-- Start Supplied records --

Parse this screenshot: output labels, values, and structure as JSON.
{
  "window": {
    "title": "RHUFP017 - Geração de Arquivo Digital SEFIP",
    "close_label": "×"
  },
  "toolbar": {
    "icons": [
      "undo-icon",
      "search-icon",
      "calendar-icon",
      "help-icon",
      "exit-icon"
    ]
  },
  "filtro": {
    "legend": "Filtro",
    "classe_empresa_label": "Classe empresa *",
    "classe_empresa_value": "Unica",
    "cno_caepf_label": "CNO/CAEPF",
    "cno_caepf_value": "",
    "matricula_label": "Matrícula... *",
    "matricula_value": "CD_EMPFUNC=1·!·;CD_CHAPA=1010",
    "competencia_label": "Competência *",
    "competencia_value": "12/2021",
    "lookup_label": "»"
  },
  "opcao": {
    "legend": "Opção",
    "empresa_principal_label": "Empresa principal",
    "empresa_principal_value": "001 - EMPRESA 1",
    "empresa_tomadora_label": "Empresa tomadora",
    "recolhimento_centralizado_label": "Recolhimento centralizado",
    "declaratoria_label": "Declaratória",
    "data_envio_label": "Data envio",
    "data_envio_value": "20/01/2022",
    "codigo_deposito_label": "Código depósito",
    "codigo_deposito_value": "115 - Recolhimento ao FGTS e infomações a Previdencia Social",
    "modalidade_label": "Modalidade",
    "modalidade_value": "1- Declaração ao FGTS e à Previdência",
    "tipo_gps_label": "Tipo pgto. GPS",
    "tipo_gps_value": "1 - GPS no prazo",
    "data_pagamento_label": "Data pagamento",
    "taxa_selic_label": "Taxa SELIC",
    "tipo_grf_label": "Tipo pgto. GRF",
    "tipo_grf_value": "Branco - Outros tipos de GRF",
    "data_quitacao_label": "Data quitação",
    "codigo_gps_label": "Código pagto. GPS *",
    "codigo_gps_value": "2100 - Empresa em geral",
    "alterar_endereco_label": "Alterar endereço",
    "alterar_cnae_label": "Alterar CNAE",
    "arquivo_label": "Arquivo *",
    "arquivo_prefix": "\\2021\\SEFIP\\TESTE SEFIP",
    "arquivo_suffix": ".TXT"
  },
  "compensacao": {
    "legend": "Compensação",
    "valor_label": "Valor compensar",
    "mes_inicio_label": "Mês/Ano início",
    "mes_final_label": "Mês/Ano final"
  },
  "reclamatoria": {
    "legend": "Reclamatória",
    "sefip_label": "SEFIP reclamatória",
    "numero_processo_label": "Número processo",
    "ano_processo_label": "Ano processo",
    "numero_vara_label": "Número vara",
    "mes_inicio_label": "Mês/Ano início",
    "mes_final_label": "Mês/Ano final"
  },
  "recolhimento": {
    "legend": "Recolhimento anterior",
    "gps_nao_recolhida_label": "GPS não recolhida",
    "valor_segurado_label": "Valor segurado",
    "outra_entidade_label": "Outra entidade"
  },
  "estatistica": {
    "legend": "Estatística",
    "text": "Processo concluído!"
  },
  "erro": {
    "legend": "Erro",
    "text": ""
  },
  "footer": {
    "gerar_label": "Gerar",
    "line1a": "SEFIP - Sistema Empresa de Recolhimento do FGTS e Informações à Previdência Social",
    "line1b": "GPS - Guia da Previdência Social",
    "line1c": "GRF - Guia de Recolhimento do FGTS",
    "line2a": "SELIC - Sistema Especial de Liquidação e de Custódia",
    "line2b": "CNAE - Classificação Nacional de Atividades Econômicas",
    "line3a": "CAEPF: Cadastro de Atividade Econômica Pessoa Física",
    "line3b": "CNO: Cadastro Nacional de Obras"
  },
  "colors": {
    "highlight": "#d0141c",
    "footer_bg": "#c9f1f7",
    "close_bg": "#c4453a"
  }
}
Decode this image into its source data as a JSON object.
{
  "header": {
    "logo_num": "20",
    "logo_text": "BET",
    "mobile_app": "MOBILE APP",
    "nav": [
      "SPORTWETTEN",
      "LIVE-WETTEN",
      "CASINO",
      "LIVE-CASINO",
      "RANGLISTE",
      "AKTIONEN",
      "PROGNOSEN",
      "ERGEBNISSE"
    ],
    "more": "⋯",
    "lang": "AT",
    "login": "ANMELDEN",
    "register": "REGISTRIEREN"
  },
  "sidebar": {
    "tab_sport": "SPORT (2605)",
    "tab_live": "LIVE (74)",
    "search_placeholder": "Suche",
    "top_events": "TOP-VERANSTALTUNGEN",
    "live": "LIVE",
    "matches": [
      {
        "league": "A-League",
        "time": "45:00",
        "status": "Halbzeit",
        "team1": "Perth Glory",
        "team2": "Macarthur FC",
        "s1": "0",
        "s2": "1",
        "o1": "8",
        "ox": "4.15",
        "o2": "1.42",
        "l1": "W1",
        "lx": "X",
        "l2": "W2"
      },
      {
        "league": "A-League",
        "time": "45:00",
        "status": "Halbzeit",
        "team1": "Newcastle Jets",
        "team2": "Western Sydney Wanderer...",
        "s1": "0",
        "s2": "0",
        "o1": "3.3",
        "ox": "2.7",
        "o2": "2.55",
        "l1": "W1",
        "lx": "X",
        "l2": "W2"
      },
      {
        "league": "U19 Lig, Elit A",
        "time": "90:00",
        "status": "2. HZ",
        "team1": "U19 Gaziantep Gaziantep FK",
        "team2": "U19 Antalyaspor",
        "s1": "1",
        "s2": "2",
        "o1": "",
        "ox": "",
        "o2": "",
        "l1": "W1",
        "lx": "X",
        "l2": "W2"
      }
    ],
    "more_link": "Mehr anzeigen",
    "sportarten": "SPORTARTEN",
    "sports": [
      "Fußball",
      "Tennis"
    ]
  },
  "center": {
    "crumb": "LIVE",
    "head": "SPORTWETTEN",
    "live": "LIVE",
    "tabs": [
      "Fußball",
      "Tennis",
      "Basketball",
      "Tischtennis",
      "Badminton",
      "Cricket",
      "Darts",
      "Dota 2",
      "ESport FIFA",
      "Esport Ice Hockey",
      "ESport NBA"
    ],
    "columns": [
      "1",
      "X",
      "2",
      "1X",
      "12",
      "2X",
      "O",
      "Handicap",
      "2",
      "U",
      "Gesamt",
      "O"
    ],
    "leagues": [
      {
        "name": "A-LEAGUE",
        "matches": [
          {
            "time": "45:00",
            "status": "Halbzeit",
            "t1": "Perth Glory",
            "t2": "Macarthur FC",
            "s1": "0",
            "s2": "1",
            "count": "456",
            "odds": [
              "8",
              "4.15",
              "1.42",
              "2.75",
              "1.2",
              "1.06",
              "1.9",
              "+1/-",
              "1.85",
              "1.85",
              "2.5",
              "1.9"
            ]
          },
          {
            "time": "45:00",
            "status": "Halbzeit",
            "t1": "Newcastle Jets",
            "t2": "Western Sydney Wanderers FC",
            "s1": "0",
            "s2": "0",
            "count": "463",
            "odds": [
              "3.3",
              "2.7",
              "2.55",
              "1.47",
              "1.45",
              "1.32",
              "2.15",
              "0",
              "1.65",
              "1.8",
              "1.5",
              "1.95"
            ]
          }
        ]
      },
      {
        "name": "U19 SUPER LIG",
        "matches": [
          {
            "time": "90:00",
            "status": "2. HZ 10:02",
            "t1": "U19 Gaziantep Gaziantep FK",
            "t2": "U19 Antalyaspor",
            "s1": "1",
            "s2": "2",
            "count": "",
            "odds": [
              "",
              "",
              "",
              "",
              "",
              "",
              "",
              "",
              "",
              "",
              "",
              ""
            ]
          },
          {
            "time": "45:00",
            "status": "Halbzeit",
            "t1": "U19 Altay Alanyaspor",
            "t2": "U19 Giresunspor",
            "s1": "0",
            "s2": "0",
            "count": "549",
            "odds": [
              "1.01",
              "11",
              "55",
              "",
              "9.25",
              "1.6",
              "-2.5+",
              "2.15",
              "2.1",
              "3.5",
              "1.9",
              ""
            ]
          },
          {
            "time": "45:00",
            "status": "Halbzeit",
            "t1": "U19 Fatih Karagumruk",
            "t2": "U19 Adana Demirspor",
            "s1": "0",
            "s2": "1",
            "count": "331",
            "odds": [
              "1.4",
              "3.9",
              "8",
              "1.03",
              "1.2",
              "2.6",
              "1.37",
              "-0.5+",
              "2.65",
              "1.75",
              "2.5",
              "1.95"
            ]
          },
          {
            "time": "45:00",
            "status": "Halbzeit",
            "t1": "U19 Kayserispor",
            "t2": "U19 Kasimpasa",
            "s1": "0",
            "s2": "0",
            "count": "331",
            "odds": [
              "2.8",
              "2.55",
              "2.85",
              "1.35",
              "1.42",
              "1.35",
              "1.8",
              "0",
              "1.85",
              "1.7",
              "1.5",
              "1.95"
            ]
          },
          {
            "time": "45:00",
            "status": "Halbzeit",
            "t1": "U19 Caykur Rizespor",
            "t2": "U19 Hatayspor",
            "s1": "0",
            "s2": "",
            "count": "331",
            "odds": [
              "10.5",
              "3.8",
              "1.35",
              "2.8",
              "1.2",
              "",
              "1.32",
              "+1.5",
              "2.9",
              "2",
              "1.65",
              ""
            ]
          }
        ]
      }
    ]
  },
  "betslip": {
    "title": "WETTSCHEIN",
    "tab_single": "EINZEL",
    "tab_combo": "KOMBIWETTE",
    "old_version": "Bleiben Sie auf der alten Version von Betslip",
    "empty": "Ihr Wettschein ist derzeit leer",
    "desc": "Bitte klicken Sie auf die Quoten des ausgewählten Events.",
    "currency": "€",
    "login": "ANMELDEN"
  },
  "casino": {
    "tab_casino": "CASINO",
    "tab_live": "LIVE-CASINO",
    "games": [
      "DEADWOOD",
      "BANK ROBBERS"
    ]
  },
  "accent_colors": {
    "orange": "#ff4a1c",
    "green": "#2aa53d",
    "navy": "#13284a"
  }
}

-- End Supplied records --

From the listing above, copy all lines holding the word "Nacional".

*Response to the task*:
    "line2b": "CNAE - Classificação Nacional de Atividades Econômicas",
    "line3b": "CNO: Cadastro Nacional de Obras"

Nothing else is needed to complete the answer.